RECORDED DATA »
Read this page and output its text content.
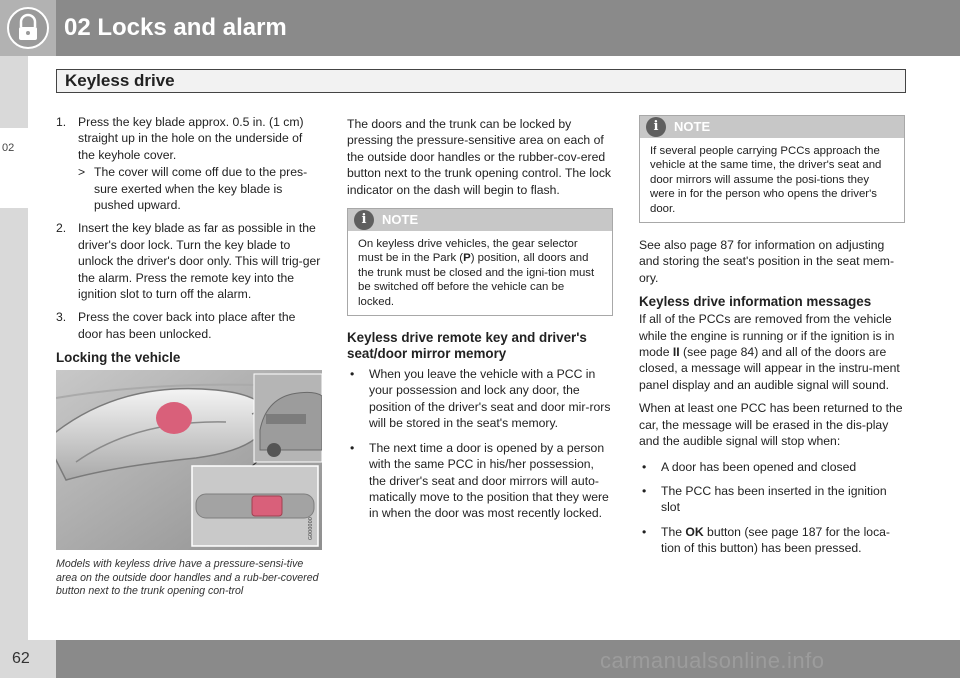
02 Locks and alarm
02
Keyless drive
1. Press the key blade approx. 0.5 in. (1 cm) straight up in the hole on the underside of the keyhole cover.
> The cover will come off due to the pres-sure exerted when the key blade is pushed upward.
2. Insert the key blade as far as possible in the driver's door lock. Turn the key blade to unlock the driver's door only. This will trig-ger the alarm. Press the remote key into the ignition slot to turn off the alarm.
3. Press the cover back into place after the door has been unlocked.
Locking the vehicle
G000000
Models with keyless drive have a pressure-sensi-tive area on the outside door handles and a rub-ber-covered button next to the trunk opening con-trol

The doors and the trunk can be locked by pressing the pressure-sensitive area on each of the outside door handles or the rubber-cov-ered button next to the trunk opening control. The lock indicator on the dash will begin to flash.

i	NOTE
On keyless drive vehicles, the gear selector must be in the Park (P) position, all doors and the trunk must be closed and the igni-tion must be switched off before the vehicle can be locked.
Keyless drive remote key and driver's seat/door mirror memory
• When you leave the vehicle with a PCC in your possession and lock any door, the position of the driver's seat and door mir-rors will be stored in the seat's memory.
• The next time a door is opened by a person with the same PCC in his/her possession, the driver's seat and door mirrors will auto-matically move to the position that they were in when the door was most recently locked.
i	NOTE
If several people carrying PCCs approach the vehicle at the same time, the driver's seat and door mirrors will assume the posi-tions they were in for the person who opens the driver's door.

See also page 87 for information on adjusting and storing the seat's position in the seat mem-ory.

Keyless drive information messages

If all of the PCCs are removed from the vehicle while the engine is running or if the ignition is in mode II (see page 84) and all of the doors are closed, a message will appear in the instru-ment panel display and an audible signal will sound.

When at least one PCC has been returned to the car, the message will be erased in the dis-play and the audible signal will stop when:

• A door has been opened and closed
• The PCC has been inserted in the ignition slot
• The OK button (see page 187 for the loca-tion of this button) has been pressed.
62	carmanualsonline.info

--

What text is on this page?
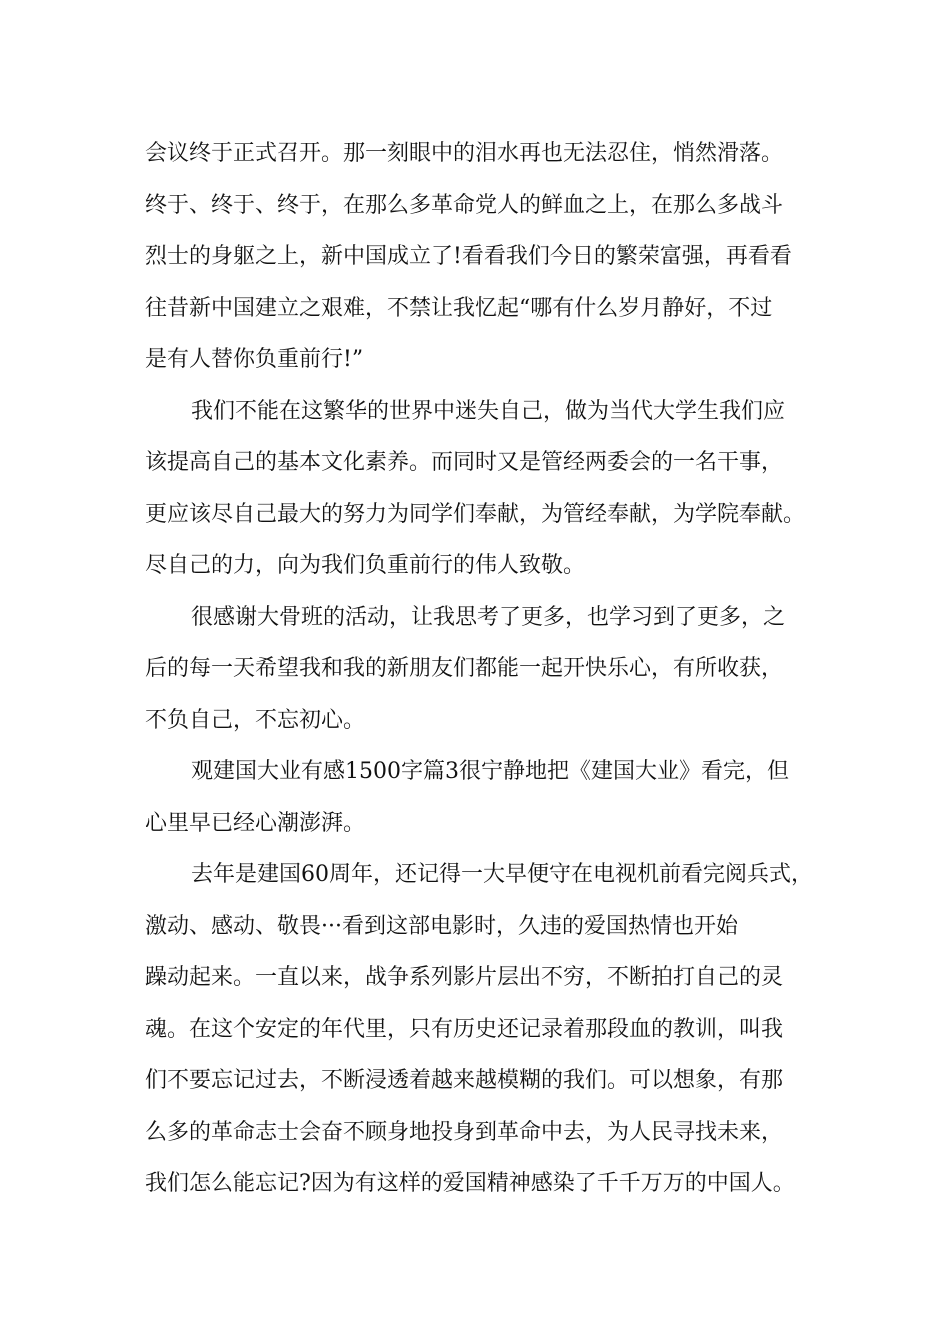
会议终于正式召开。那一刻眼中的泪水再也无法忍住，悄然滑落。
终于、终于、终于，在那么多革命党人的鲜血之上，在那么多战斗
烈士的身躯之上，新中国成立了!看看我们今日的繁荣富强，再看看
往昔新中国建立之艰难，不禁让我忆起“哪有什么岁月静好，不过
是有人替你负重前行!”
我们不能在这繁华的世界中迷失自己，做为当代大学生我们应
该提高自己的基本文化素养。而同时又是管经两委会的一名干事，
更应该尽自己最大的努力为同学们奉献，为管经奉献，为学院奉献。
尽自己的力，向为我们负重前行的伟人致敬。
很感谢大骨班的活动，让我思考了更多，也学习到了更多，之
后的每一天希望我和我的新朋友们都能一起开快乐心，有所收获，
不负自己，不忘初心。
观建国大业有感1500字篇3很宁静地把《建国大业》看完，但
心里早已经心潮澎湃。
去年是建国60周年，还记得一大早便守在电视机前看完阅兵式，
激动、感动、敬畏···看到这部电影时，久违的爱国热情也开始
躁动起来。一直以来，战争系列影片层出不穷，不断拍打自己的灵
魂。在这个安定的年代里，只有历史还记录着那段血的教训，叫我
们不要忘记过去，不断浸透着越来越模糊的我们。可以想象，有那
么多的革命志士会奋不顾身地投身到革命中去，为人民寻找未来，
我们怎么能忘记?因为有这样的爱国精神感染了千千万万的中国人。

SHORT TASK »
Only the number is wanted: how many lines of these entries contain the string "alarm"?

RESULT OF THIS EXERCISE »
2